EXERCISE REQUIREMENTS: Reproduce all of the data word for word.

Stored dataset items
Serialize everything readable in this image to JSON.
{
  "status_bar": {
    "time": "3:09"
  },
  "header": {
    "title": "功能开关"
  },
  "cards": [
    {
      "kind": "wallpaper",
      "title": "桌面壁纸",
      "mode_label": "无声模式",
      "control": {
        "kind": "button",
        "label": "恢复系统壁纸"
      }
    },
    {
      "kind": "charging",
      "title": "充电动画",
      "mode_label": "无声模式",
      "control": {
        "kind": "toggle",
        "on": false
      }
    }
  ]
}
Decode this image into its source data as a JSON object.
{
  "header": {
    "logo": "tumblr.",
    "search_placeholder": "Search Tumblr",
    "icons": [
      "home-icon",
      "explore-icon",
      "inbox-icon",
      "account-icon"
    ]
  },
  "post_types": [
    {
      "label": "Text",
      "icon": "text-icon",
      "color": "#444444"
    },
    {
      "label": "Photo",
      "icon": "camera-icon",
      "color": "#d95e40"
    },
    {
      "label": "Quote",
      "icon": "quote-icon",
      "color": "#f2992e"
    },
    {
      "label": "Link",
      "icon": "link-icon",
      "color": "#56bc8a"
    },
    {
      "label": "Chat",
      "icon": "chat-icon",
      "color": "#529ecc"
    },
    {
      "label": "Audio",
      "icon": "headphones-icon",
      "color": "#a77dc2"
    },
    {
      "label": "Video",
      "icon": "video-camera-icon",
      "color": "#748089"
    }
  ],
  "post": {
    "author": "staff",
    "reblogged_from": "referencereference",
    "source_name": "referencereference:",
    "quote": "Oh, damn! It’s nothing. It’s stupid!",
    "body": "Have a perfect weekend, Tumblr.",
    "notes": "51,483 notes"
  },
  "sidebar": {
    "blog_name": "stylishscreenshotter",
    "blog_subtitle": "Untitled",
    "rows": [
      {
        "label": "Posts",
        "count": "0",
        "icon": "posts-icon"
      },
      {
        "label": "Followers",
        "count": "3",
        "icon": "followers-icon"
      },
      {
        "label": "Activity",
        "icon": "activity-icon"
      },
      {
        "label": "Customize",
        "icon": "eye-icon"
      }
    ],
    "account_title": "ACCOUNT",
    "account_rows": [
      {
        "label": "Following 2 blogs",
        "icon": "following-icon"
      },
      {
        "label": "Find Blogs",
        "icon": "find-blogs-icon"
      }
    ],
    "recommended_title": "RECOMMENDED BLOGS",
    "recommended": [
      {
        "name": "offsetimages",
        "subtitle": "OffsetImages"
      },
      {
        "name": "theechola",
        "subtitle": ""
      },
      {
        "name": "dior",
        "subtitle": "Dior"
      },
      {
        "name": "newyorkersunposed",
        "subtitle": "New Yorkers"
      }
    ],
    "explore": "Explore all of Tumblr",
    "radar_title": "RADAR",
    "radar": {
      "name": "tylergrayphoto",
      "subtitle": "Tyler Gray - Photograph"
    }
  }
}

TASK ANSWER:
Serialize everything readable in this image to JSON.
{
  "status_bar": {
    "time": "3:09"
  },
  "header": {
    "title": "功能开关"
  },
  "cards": [
    {
      "kind": "wallpaper",
      "title": "桌面壁纸",
      "mode_label": "无声模式",
      "control": {
        "kind": "button",
        "label": "恢复系统壁纸"
      }
    },
    {
      "kind": "charging",
      "title": "充电动画",
      "mode_label": "无声模式",
      "control": {
        "kind": "toggle",
        "on": false
      }
    }
  ]
}
Decode this image into its source data as a JSON object.
{
  "header": {
    "logo": "tumblr.",
    "search_placeholder": "Search Tumblr",
    "icons": [
      "home-icon",
      "explore-icon",
      "inbox-icon",
      "account-icon"
    ]
  },
  "post_types": [
    {
      "label": "Text",
      "icon": "text-icon",
      "color": "#444444"
    },
    {
      "label": "Photo",
      "icon": "camera-icon",
      "color": "#d95e40"
    },
    {
      "label": "Quote",
      "icon": "quote-icon",
      "color": "#f2992e"
    },
    {
      "label": "Link",
      "icon": "link-icon",
      "color": "#56bc8a"
    },
    {
      "label": "Chat",
      "icon": "chat-icon",
      "color": "#529ecc"
    },
    {
      "label": "Audio",
      "icon": "headphones-icon",
      "color": "#a77dc2"
    },
    {
      "label": "Video",
      "icon": "video-camera-icon",
      "color": "#748089"
    }
  ],
  "post": {
    "author": "staff",
    "reblogged_from": "referencereference",
    "source_name": "referencereference:",
    "quote": "Oh, damn! It’s nothing. It’s stupid!",
    "body": "Have a perfect weekend, Tumblr.",
    "notes": "51,483 notes"
  },
  "sidebar": {
    "blog_name": "stylishscreenshotter",
    "blog_subtitle": "Untitled",
    "rows": [
      {
        "label": "Posts",
        "count": "0",
        "icon": "posts-icon"
      },
      {
        "label": "Followers",
        "count": "3",
        "icon": "followers-icon"
      },
      {
        "label": "Activity",
        "icon": "activity-icon"
      },
      {
        "label": "Customize",
        "icon": "eye-icon"
      }
    ],
    "account_title": "ACCOUNT",
    "account_rows": [
      {
        "label": "Following 2 blogs",
        "icon": "following-icon"
      },
      {
        "label": "Find Blogs",
        "icon": "find-blogs-icon"
      }
    ],
    "recommended_title": "RECOMMENDED BLOGS",
    "recommended": [
      {
        "name": "offsetimages",
        "subtitle": "OffsetImages"
      },
      {
        "name": "theechola",
        "subtitle": ""
      },
      {
        "name": "dior",
        "subtitle": "Dior"
      },
      {
        "name": "newyorkersunposed",
        "subtitle": "New Yorkers"
      }
    ],
    "explore": "Explore all of Tumblr",
    "radar_title": "RADAR",
    "radar": {
      "name": "tylergrayphoto",
      "subtitle": "Tyler Gray - Photograph"
    }
  }
}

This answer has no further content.